**TASK DETAILS**
Reproduce all entries precisely, down to the last character.

**RAW RECORDS**

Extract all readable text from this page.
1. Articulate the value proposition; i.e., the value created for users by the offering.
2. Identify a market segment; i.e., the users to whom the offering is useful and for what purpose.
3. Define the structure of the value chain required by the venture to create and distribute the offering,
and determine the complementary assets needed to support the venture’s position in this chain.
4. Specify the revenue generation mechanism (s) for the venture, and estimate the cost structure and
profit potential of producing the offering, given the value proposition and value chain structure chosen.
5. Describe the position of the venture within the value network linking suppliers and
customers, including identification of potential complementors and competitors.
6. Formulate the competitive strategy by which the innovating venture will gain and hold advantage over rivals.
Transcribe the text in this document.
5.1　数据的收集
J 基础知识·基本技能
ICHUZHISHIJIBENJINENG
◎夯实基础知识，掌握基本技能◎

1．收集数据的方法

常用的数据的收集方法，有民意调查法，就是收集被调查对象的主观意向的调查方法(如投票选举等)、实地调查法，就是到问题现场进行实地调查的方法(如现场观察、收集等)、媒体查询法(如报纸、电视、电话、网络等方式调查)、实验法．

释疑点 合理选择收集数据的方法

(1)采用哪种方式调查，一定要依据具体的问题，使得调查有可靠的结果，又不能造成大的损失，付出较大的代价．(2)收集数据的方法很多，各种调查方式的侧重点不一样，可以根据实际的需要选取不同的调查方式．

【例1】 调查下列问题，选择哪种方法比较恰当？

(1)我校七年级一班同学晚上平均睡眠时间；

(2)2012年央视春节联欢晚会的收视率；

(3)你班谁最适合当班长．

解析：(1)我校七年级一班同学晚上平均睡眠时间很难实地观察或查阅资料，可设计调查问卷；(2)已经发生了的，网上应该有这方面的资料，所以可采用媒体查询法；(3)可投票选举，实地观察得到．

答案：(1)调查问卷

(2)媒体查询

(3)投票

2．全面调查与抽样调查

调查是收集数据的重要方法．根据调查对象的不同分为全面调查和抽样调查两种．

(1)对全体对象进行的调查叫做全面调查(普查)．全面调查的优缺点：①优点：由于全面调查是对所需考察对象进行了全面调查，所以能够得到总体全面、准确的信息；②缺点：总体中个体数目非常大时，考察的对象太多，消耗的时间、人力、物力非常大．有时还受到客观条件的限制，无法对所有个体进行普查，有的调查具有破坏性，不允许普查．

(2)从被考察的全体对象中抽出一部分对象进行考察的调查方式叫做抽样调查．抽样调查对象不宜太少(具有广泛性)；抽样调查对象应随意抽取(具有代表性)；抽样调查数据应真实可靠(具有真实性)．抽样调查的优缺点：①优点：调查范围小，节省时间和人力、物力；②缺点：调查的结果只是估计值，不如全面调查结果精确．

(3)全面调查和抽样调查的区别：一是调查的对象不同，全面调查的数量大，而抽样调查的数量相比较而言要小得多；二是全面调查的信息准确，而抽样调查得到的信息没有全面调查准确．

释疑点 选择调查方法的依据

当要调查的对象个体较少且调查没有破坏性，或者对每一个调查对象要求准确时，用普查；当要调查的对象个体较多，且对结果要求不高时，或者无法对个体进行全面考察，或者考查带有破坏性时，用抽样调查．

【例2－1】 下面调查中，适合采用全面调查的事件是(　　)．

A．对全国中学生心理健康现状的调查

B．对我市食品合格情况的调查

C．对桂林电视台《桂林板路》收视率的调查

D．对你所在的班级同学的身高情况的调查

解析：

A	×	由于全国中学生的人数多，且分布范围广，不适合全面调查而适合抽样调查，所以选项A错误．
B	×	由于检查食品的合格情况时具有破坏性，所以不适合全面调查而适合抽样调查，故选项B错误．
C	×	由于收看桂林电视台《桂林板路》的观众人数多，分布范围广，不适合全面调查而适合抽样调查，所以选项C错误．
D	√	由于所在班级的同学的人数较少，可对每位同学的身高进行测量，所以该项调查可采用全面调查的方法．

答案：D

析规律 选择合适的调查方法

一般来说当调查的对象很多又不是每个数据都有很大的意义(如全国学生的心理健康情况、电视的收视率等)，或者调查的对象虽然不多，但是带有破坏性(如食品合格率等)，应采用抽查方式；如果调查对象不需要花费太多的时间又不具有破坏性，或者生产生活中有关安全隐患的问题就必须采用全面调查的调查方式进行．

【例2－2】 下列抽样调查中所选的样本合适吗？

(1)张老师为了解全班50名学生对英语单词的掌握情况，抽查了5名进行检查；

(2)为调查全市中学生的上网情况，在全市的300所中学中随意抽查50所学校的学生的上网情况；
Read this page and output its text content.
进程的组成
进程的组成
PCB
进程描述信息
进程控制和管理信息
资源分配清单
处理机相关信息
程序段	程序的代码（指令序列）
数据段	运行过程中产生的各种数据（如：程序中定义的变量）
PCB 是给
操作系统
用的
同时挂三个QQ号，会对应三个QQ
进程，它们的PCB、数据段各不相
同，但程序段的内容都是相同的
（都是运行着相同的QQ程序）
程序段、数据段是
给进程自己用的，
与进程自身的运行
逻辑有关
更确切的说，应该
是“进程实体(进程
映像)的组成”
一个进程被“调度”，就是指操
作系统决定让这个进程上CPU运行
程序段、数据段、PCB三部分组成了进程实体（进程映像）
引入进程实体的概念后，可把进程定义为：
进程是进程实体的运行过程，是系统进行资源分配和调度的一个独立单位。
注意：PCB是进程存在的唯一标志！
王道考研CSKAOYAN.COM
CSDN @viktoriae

**THE OUTPUT**
Extract all readable text from this page.
1. Articulate the value proposition; i.e., the value created for users by the offering.
2. Identify a market segment; i.e., the users to whom the offering is useful and for what purpose.
3. Define the structure of the value chain required by the venture to create and distribute the offering,
and determine the complementary assets needed to support the venture’s position in this chain.
4. Specify the revenue generation mechanism (s) for the venture, and estimate the cost structure and
profit potential of producing the offering, given the value proposition and value chain structure chosen.
5. Describe the position of the venture within the value network linking suppliers and
customers, including identification of potential complementors and competitors.
6. Formulate the competitive strategy by which the innovating venture will gain and hold advantage over rivals.
Transcribe the text in this document.
5.1　数据的收集
J 基础知识·基本技能
ICHUZHISHIJIBENJINENG
◎夯实基础知识，掌握基本技能◎

1．收集数据的方法

常用的数据的收集方法，有民意调查法，就是收集被调查对象的主观意向的调查方法(如投票选举等)、实地调查法，就是到问题现场进行实地调查的方法(如现场观察、收集等)、媒体查询法(如报纸、电视、电话、网络等方式调查)、实验法．

释疑点 合理选择收集数据的方法

(1)采用哪种方式调查，一定要依据具体的问题，使得调查有可靠的结果，又不能造成大的损失，付出较大的代价．(2)收集数据的方法很多，各种调查方式的侧重点不一样，可以根据实际的需要选取不同的调查方式．

【例1】 调查下列问题，选择哪种方法比较恰当？

(1)我校七年级一班同学晚上平均睡眠时间；

(2)2012年央视春节联欢晚会的收视率；

(3)你班谁最适合当班长．

解析：(1)我校七年级一班同学晚上平均睡眠时间很难实地观察或查阅资料，可设计调查问卷；(2)已经发生了的，网上应该有这方面的资料，所以可采用媒体查询法；(3)可投票选举，实地观察得到．

答案：(1)调查问卷

(2)媒体查询

(3)投票

2．全面调查与抽样调查

调查是收集数据的重要方法．根据调查对象的不同分为全面调查和抽样调查两种．

(1)对全体对象进行的调查叫做全面调查(普查)．全面调查的优缺点：①优点：由于全面调查是对所需考察对象进行了全面调查，所以能够得到总体全面、准确的信息；②缺点：总体中个体数目非常大时，考察的对象太多，消耗的时间、人力、物力非常大．有时还受到客观条件的限制，无法对所有个体进行普查，有的调查具有破坏性，不允许普查．

(2)从被考察的全体对象中抽出一部分对象进行考察的调查方式叫做抽样调查．抽样调查对象不宜太少(具有广泛性)；抽样调查对象应随意抽取(具有代表性)；抽样调查数据应真实可靠(具有真实性)．抽样调查的优缺点：①优点：调查范围小，节省时间和人力、物力；②缺点：调查的结果只是估计值，不如全面调查结果精确．

(3)全面调查和抽样调查的区别：一是调查的对象不同，全面调查的数量大，而抽样调查的数量相比较而言要小得多；二是全面调查的信息准确，而抽样调查得到的信息没有全面调查准确．

释疑点 选择调查方法的依据

当要调查的对象个体较少且调查没有破坏性，或者对每一个调查对象要求准确时，用普查；当要调查的对象个体较多，且对结果要求不高时，或者无法对个体进行全面考察，或者考查带有破坏性时，用抽样调查．

【例2－1】 下面调查中，适合采用全面调查的事件是(　　)．

A．对全国中学生心理健康现状的调查

B．对我市食品合格情况的调查

C．对桂林电视台《桂林板路》收视率的调查

D．对你所在的班级同学的身高情况的调查

解析：

A	×	由于全国中学生的人数多，且分布范围广，不适合全面调查而适合抽样调查，所以选项A错误．
B	×	由于检查食品的合格情况时具有破坏性，所以不适合全面调查而适合抽样调查，故选项B错误．
C	×	由于收看桂林电视台《桂林板路》的观众人数多，分布范围广，不适合全面调查而适合抽样调查，所以选项C错误．
D	√	由于所在班级的同学的人数较少，可对每位同学的身高进行测量，所以该项调查可采用全面调查的方法．

答案：D

析规律 选择合适的调查方法

一般来说当调查的对象很多又不是每个数据都有很大的意义(如全国学生的心理健康情况、电视的收视率等)，或者调查的对象虽然不多，但是带有破坏性(如食品合格率等)，应采用抽查方式；如果调查对象不需要花费太多的时间又不具有破坏性，或者生产生活中有关安全隐患的问题就必须采用全面调查的调查方式进行．

【例2－2】 下列抽样调查中所选的样本合适吗？

(1)张老师为了解全班50名学生对英语单词的掌握情况，抽查了5名进行检查；

(2)为调查全市中学生的上网情况，在全市的300所中学中随意抽查50所学校的学生的上网情况；
Read this page and output its text content.
进程的组成
进程的组成
PCB
进程描述信息
进程控制和管理信息
资源分配清单
处理机相关信息
程序段	程序的代码（指令序列）
数据段	运行过程中产生的各种数据（如：程序中定义的变量）
PCB 是给
操作系统
用的
同时挂三个QQ号，会对应三个QQ
进程，它们的PCB、数据段各不相
同，但程序段的内容都是相同的
（都是运行着相同的QQ程序）
程序段、数据段是
给进程自己用的，
与进程自身的运行
逻辑有关
更确切的说，应该
是“进程实体(进程
映像)的组成”
一个进程被“调度”，就是指操
作系统决定让这个进程上CPU运行
程序段、数据段、PCB三部分组成了进程实体（进程映像）
引入进程实体的概念后，可把进程定义为：
进程是进程实体的运行过程，是系统进行资源分配和调度的一个独立单位。
注意：PCB是进程存在的唯一标志！
王道考研CSKAOYAN.COM
CSDN @viktoriae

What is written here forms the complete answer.